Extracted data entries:

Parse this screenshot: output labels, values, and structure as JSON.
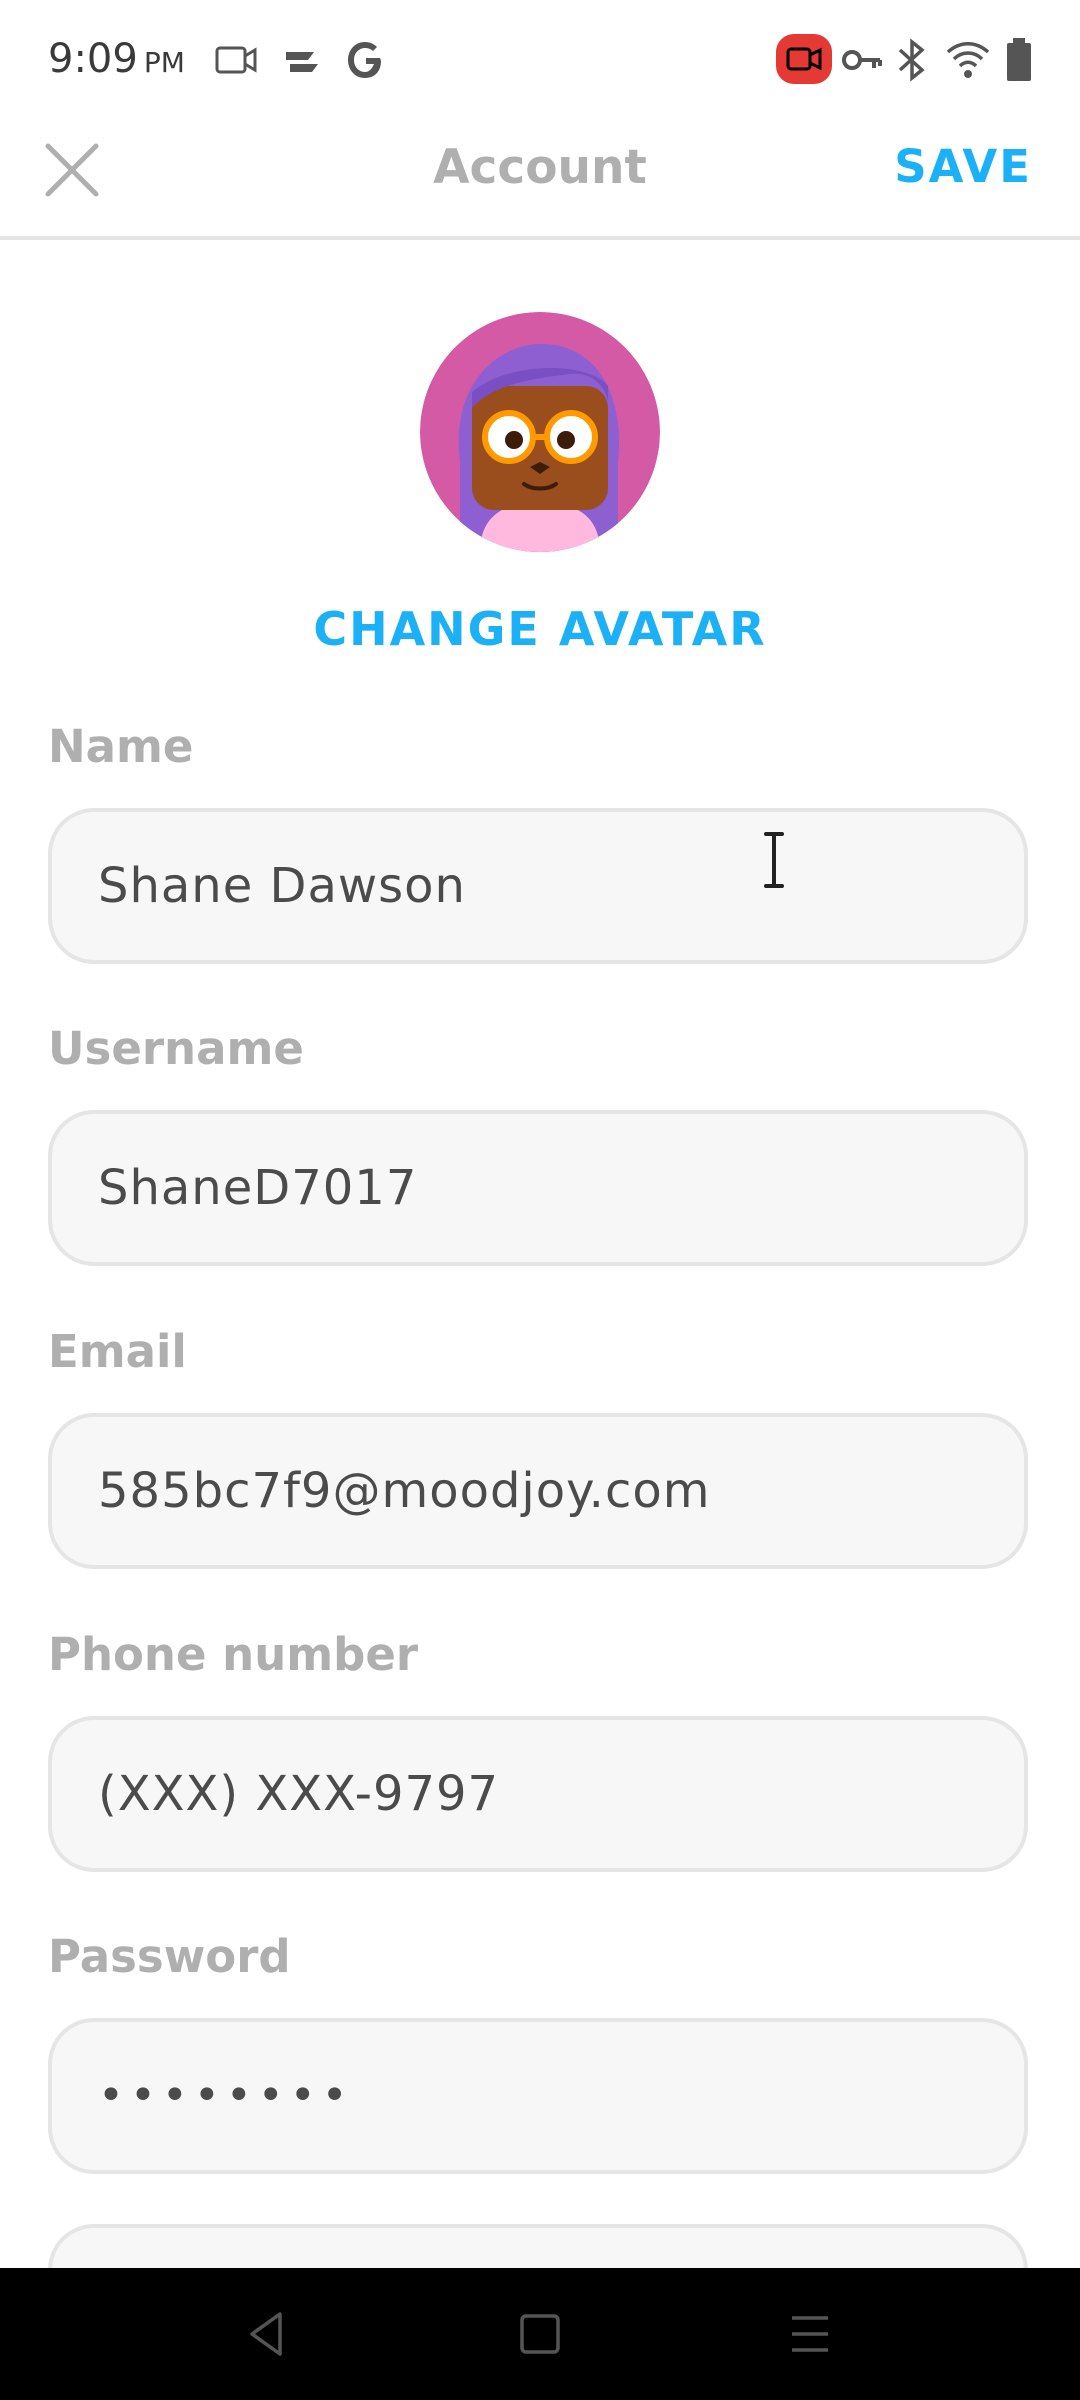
{
  "status_bar": {
    "time": "9:09",
    "ampm": "PM",
    "icons": [
      "video-icon",
      "app-icon",
      "google-icon",
      "screen-record-icon",
      "vpn-key-icon",
      "bluetooth-icon",
      "wifi-icon",
      "battery-icon"
    ]
  },
  "header": {
    "title": "Account",
    "save_label": "SAVE",
    "close_icon": "close-icon"
  },
  "avatar": {
    "change_label": "CHANGE AVATAR"
  },
  "fields": [
    {
      "label": "Name",
      "value": "Shane Dawson"
    },
    {
      "label": "Username",
      "value": "ShaneD7017"
    },
    {
      "label": "Email",
      "value": "585bc7f9@moodjoy.com"
    },
    {
      "label": "Phone number",
      "value": "(XXX) XXX-9797"
    },
    {
      "label": "Password",
      "value": "••••••••"
    }
  ],
  "nav": {
    "icons": [
      "back-icon",
      "home-icon",
      "recents-icon"
    ]
  },
  "colors": {
    "accent": "#1cb0f6",
    "label_gray": "#afafaf",
    "field_bg": "#f7f7f7",
    "field_border": "#e5e5e5",
    "text": "#4b4b4b",
    "record_red": "#e53935"
  }
}
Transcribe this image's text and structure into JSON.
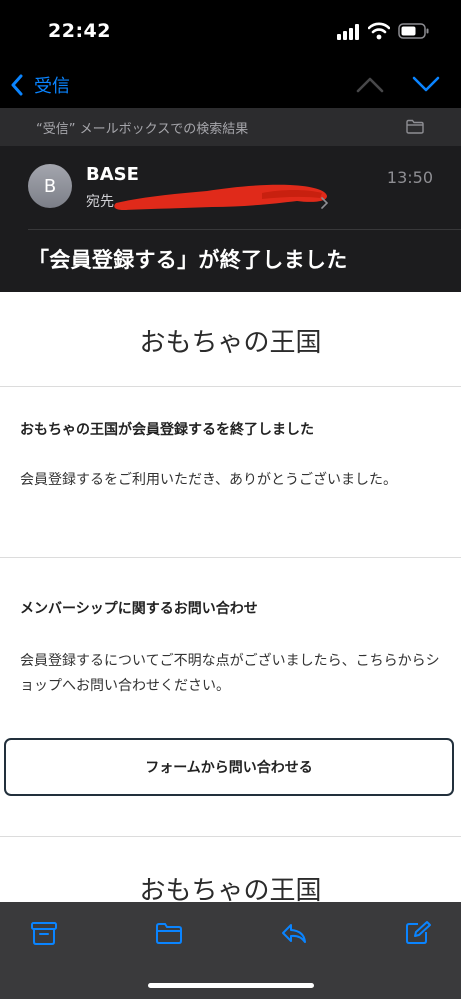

▶ STATED PROBLEM: Repeat all of the data above word for word, minus the pictures.

▶ ANSWER BELOW:
Parse this screenshot: output labels, values, and structure as JSON.
{
  "status_bar": {
    "time": "9:09",
    "ampm": "PM",
    "icons": [
      "video-icon",
      "app-icon",
      "google-icon",
      "screen-record-icon",
      "vpn-key-icon",
      "bluetooth-icon",
      "wifi-icon",
      "battery-icon"
    ]
  },
  "header": {
    "title": "Account",
    "save_label": "SAVE",
    "close_icon": "close-icon"
  },
  "avatar": {
    "change_label": "CHANGE AVATAR"
  },
  "fields": [
    {
      "label": "Name",
      "value": "Shane Dawson"
    },
    {
      "label": "Username",
      "value": "ShaneD7017"
    },
    {
      "label": "Email",
      "value": "585bc7f9@moodjoy.com"
    },
    {
      "label": "Phone number",
      "value": "(XXX) XXX-9797"
    },
    {
      "label": "Password",
      "value": "••••••••"
    }
  ],
  "nav": {
    "icons": [
      "back-icon",
      "home-icon",
      "recents-icon"
    ]
  },
  "colors": {
    "accent": "#1cb0f6",
    "label_gray": "#afafaf",
    "field_bg": "#f7f7f7",
    "field_border": "#e5e5e5",
    "text": "#4b4b4b",
    "record_red": "#e53935"
  }
}
Transcribe this image's text and structure into JSON.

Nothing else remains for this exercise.